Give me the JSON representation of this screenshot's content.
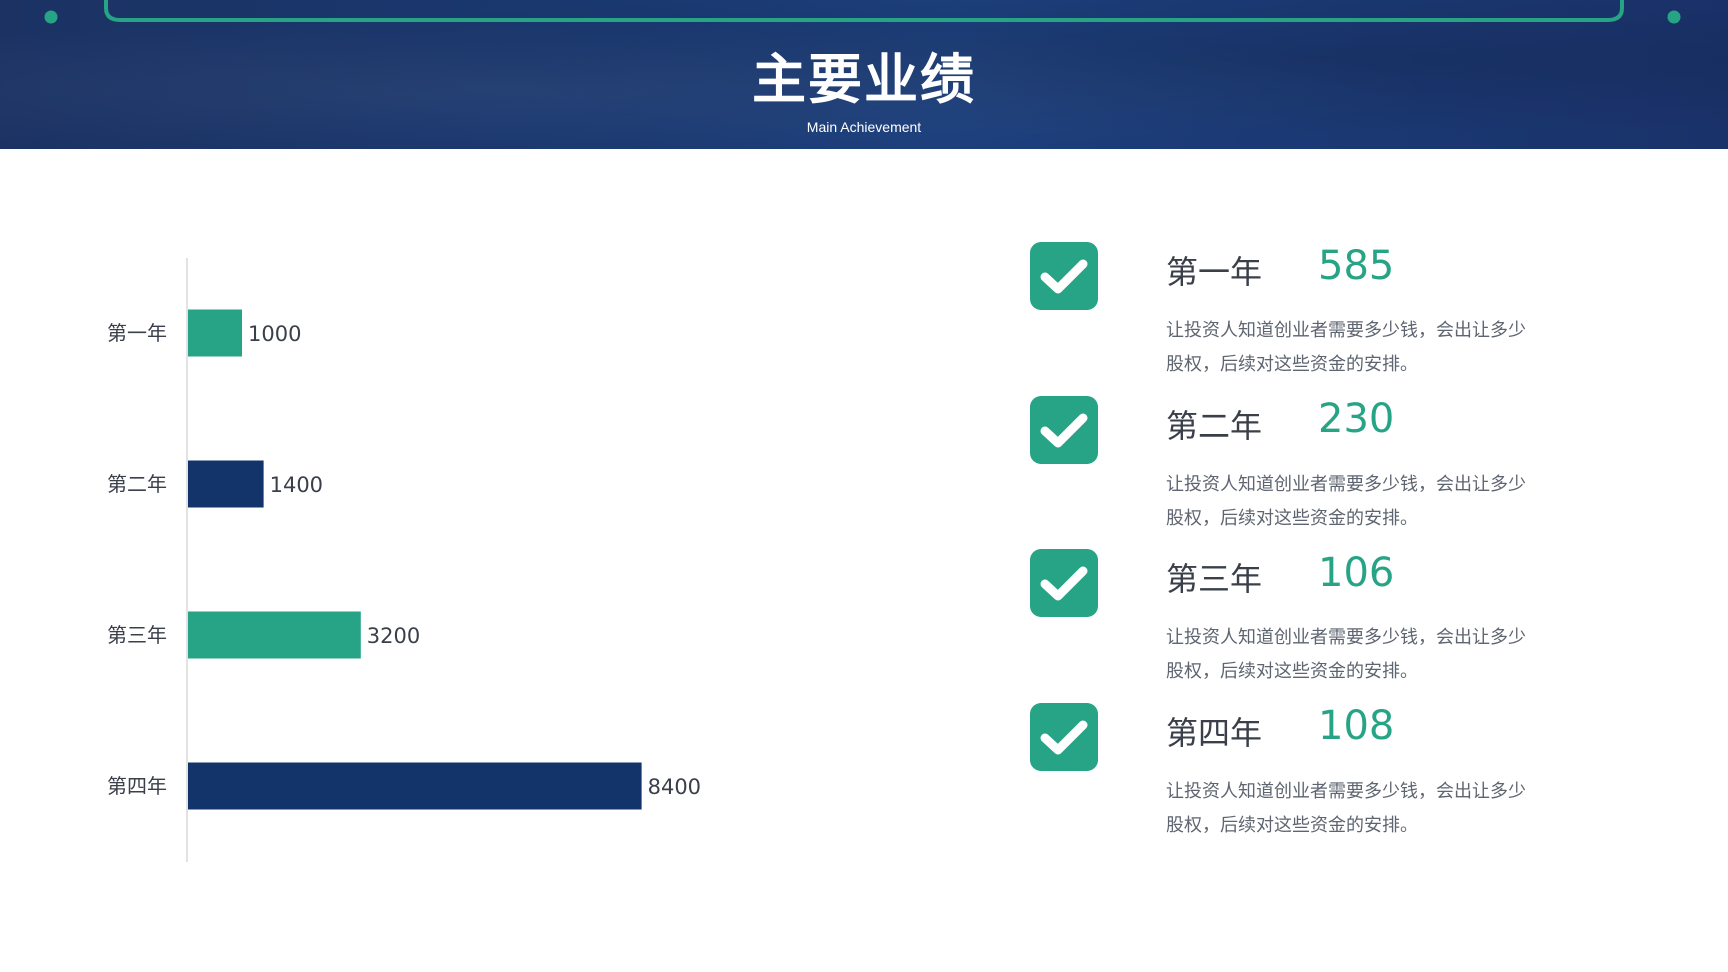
{
  "header": {
    "title": "主要业绩",
    "subtitle": "Main Achievement"
  },
  "colors": {
    "teal": "#27a385",
    "navy": "#13336b",
    "banner": "#1c3870",
    "text_dark": "#3a3f4a",
    "text_muted": "#5e6570"
  },
  "chart_data": {
    "type": "bar",
    "orientation": "horizontal",
    "categories": [
      "第一年",
      "第二年",
      "第三年",
      "第四年"
    ],
    "values": [
      1000,
      1400,
      3200,
      8400
    ],
    "bar_colors": [
      "#27a385",
      "#13336b",
      "#27a385",
      "#13336b"
    ],
    "xlim": [
      0,
      12000
    ],
    "grid": false,
    "title": "",
    "xlabel": "",
    "ylabel": ""
  },
  "achievements": [
    {
      "icon": "check-icon",
      "label": "第一年",
      "value": "585",
      "desc": "让投资人知道创业者需要多少钱，会出让多少股权，后续对这些资金的安排。"
    },
    {
      "icon": "check-icon",
      "label": "第二年",
      "value": "230",
      "desc": "让投资人知道创业者需要多少钱，会出让多少股权，后续对这些资金的安排。"
    },
    {
      "icon": "check-icon",
      "label": "第三年",
      "value": "106",
      "desc": "让投资人知道创业者需要多少钱，会出让多少股权，后续对这些资金的安排。"
    },
    {
      "icon": "check-icon",
      "label": "第四年",
      "value": "108",
      "desc": "让投资人知道创业者需要多少钱，会出让多少股权，后续对这些资金的安排。"
    }
  ]
}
───
#### Task requirements
Send back the data above word for word, with the pictures left out.

#### Correct answer
Give me the JSON representation of this screenshot's content.
{
  "header": {
    "title": "主要业绩",
    "subtitle": "Main Achievement"
  },
  "colors": {
    "teal": "#27a385",
    "navy": "#13336b",
    "banner": "#1c3870",
    "text_dark": "#3a3f4a",
    "text_muted": "#5e6570"
  },
  "chart_data": {
    "type": "bar",
    "orientation": "horizontal",
    "categories": [
      "第一年",
      "第二年",
      "第三年",
      "第四年"
    ],
    "values": [
      1000,
      1400,
      3200,
      8400
    ],
    "bar_colors": [
      "#27a385",
      "#13336b",
      "#27a385",
      "#13336b"
    ],
    "xlim": [
      0,
      12000
    ],
    "grid": false,
    "title": "",
    "xlabel": "",
    "ylabel": ""
  },
  "achievements": [
    {
      "icon": "check-icon",
      "label": "第一年",
      "value": "585",
      "desc": "让投资人知道创业者需要多少钱，会出让多少股权，后续对这些资金的安排。"
    },
    {
      "icon": "check-icon",
      "label": "第二年",
      "value": "230",
      "desc": "让投资人知道创业者需要多少钱，会出让多少股权，后续对这些资金的安排。"
    },
    {
      "icon": "check-icon",
      "label": "第三年",
      "value": "106",
      "desc": "让投资人知道创业者需要多少钱，会出让多少股权，后续对这些资金的安排。"
    },
    {
      "icon": "check-icon",
      "label": "第四年",
      "value": "108",
      "desc": "让投资人知道创业者需要多少钱，会出让多少股权，后续对这些资金的安排。"
    }
  ]
}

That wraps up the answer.